> Task:
The records below must be retyped exactly.

Stored records
<<<<

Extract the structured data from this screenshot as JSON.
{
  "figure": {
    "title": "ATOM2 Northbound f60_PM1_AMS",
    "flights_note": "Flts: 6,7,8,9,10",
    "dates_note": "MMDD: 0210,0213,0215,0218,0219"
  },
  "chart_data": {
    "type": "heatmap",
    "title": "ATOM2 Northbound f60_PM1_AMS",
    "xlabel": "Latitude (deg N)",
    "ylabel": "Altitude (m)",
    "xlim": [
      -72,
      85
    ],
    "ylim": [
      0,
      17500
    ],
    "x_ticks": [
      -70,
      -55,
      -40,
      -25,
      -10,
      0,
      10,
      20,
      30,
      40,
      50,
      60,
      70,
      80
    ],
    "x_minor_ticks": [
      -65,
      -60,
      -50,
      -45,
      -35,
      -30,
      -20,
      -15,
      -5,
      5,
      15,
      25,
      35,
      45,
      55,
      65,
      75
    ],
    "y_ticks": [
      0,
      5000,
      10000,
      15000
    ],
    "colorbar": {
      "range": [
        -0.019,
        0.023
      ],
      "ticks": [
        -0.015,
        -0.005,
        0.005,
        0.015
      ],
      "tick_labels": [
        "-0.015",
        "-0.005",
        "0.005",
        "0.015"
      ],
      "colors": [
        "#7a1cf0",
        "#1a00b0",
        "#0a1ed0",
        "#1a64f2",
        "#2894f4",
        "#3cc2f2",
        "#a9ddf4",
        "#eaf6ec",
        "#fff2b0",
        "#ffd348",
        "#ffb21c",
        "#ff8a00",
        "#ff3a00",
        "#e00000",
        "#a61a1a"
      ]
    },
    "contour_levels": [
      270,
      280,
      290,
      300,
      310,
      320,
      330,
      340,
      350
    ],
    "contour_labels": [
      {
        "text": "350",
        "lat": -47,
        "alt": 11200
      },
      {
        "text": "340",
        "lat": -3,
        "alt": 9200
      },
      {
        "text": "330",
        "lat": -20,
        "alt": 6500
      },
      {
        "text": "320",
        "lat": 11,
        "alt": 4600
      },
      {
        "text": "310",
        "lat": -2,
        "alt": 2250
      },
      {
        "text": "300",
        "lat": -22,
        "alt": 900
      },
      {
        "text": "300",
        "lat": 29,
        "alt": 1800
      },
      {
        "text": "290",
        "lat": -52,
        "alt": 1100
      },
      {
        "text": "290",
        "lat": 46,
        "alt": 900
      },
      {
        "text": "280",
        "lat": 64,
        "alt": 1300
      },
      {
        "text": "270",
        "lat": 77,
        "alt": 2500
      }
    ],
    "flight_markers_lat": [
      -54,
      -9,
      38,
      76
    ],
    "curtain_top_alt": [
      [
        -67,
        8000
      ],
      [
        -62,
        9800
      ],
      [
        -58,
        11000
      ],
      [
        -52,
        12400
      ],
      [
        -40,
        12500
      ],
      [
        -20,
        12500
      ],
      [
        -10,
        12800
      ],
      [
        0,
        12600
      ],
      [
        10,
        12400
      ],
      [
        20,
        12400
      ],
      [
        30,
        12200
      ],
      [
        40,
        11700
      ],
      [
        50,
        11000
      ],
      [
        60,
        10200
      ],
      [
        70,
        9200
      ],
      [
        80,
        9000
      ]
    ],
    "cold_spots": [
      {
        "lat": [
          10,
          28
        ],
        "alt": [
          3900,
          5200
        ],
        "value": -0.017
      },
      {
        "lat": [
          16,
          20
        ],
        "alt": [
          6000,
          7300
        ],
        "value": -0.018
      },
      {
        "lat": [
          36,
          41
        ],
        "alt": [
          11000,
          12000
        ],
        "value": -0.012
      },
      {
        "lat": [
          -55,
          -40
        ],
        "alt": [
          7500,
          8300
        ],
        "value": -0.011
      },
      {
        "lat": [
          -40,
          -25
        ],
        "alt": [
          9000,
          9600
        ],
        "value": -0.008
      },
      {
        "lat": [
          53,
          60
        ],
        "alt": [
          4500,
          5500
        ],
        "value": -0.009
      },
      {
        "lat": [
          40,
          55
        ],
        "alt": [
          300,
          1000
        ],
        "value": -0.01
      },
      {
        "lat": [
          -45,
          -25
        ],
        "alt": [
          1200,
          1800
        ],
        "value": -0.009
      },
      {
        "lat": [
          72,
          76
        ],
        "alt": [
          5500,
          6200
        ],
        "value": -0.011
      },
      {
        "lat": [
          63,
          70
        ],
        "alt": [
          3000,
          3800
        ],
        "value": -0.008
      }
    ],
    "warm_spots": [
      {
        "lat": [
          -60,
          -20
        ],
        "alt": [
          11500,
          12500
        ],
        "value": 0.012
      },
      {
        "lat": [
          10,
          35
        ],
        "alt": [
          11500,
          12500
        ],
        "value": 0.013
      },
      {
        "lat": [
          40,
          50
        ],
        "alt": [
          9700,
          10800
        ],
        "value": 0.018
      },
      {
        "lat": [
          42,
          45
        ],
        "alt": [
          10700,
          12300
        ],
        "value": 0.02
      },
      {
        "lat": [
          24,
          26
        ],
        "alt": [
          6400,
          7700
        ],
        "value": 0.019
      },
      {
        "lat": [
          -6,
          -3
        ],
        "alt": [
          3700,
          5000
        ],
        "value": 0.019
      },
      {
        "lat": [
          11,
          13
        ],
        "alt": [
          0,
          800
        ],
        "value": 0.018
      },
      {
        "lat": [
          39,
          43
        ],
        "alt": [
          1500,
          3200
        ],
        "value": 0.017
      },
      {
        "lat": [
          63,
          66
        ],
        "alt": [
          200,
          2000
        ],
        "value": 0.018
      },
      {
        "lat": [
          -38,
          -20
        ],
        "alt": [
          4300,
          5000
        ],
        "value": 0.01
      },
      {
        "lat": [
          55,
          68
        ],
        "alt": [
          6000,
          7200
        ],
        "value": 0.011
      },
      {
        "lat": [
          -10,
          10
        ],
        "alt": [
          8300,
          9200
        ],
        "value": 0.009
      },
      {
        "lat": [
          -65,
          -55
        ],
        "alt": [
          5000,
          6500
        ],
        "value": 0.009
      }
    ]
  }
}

>>>>

> Response:
Extract the structured data from this screenshot as JSON.
{
  "figure": {
    "title": "ATOM2 Northbound f60_PM1_AMS",
    "flights_note": "Flts: 6,7,8,9,10",
    "dates_note": "MMDD: 0210,0213,0215,0218,0219"
  },
  "chart_data": {
    "type": "heatmap",
    "title": "ATOM2 Northbound f60_PM1_AMS",
    "xlabel": "Latitude (deg N)",
    "ylabel": "Altitude (m)",
    "xlim": [
      -72,
      85
    ],
    "ylim": [
      0,
      17500
    ],
    "x_ticks": [
      -70,
      -55,
      -40,
      -25,
      -10,
      0,
      10,
      20,
      30,
      40,
      50,
      60,
      70,
      80
    ],
    "x_minor_ticks": [
      -65,
      -60,
      -50,
      -45,
      -35,
      -30,
      -20,
      -15,
      -5,
      5,
      15,
      25,
      35,
      45,
      55,
      65,
      75
    ],
    "y_ticks": [
      0,
      5000,
      10000,
      15000
    ],
    "colorbar": {
      "range": [
        -0.019,
        0.023
      ],
      "ticks": [
        -0.015,
        -0.005,
        0.005,
        0.015
      ],
      "tick_labels": [
        "-0.015",
        "-0.005",
        "0.005",
        "0.015"
      ],
      "colors": [
        "#7a1cf0",
        "#1a00b0",
        "#0a1ed0",
        "#1a64f2",
        "#2894f4",
        "#3cc2f2",
        "#a9ddf4",
        "#eaf6ec",
        "#fff2b0",
        "#ffd348",
        "#ffb21c",
        "#ff8a00",
        "#ff3a00",
        "#e00000",
        "#a61a1a"
      ]
    },
    "contour_levels": [
      270,
      280,
      290,
      300,
      310,
      320,
      330,
      340,
      350
    ],
    "contour_labels": [
      {
        "text": "350",
        "lat": -47,
        "alt": 11200
      },
      {
        "text": "340",
        "lat": -3,
        "alt": 9200
      },
      {
        "text": "330",
        "lat": -20,
        "alt": 6500
      },
      {
        "text": "320",
        "lat": 11,
        "alt": 4600
      },
      {
        "text": "310",
        "lat": -2,
        "alt": 2250
      },
      {
        "text": "300",
        "lat": -22,
        "alt": 900
      },
      {
        "text": "300",
        "lat": 29,
        "alt": 1800
      },
      {
        "text": "290",
        "lat": -52,
        "alt": 1100
      },
      {
        "text": "290",
        "lat": 46,
        "alt": 900
      },
      {
        "text": "280",
        "lat": 64,
        "alt": 1300
      },
      {
        "text": "270",
        "lat": 77,
        "alt": 2500
      }
    ],
    "flight_markers_lat": [
      -54,
      -9,
      38,
      76
    ],
    "curtain_top_alt": [
      [
        -67,
        8000
      ],
      [
        -62,
        9800
      ],
      [
        -58,
        11000
      ],
      [
        -52,
        12400
      ],
      [
        -40,
        12500
      ],
      [
        -20,
        12500
      ],
      [
        -10,
        12800
      ],
      [
        0,
        12600
      ],
      [
        10,
        12400
      ],
      [
        20,
        12400
      ],
      [
        30,
        12200
      ],
      [
        40,
        11700
      ],
      [
        50,
        11000
      ],
      [
        60,
        10200
      ],
      [
        70,
        9200
      ],
      [
        80,
        9000
      ]
    ],
    "cold_spots": [
      {
        "lat": [
          10,
          28
        ],
        "alt": [
          3900,
          5200
        ],
        "value": -0.017
      },
      {
        "lat": [
          16,
          20
        ],
        "alt": [
          6000,
          7300
        ],
        "value": -0.018
      },
      {
        "lat": [
          36,
          41
        ],
        "alt": [
          11000,
          12000
        ],
        "value": -0.012
      },
      {
        "lat": [
          -55,
          -40
        ],
        "alt": [
          7500,
          8300
        ],
        "value": -0.011
      },
      {
        "lat": [
          -40,
          -25
        ],
        "alt": [
          9000,
          9600
        ],
        "value": -0.008
      },
      {
        "lat": [
          53,
          60
        ],
        "alt": [
          4500,
          5500
        ],
        "value": -0.009
      },
      {
        "lat": [
          40,
          55
        ],
        "alt": [
          300,
          1000
        ],
        "value": -0.01
      },
      {
        "lat": [
          -45,
          -25
        ],
        "alt": [
          1200,
          1800
        ],
        "value": -0.009
      },
      {
        "lat": [
          72,
          76
        ],
        "alt": [
          5500,
          6200
        ],
        "value": -0.011
      },
      {
        "lat": [
          63,
          70
        ],
        "alt": [
          3000,
          3800
        ],
        "value": -0.008
      }
    ],
    "warm_spots": [
      {
        "lat": [
          -60,
          -20
        ],
        "alt": [
          11500,
          12500
        ],
        "value": 0.012
      },
      {
        "lat": [
          10,
          35
        ],
        "alt": [
          11500,
          12500
        ],
        "value": 0.013
      },
      {
        "lat": [
          40,
          50
        ],
        "alt": [
          9700,
          10800
        ],
        "value": 0.018
      },
      {
        "lat": [
          42,
          45
        ],
        "alt": [
          10700,
          12300
        ],
        "value": 0.02
      },
      {
        "lat": [
          24,
          26
        ],
        "alt": [
          6400,
          7700
        ],
        "value": 0.019
      },
      {
        "lat": [
          -6,
          -3
        ],
        "alt": [
          3700,
          5000
        ],
        "value": 0.019
      },
      {
        "lat": [
          11,
          13
        ],
        "alt": [
          0,
          800
        ],
        "value": 0.018
      },
      {
        "lat": [
          39,
          43
        ],
        "alt": [
          1500,
          3200
        ],
        "value": 0.017
      },
      {
        "lat": [
          63,
          66
        ],
        "alt": [
          200,
          2000
        ],
        "value": 0.018
      },
      {
        "lat": [
          -38,
          -20
        ],
        "alt": [
          4300,
          5000
        ],
        "value": 0.01
      },
      {
        "lat": [
          55,
          68
        ],
        "alt": [
          6000,
          7200
        ],
        "value": 0.011
      },
      {
        "lat": [
          -10,
          10
        ],
        "alt": [
          8300,
          9200
        ],
        "value": 0.009
      },
      {
        "lat": [
          -65,
          -55
        ],
        "alt": [
          5000,
          6500
        ],
        "value": 0.009
      }
    ]
  }
}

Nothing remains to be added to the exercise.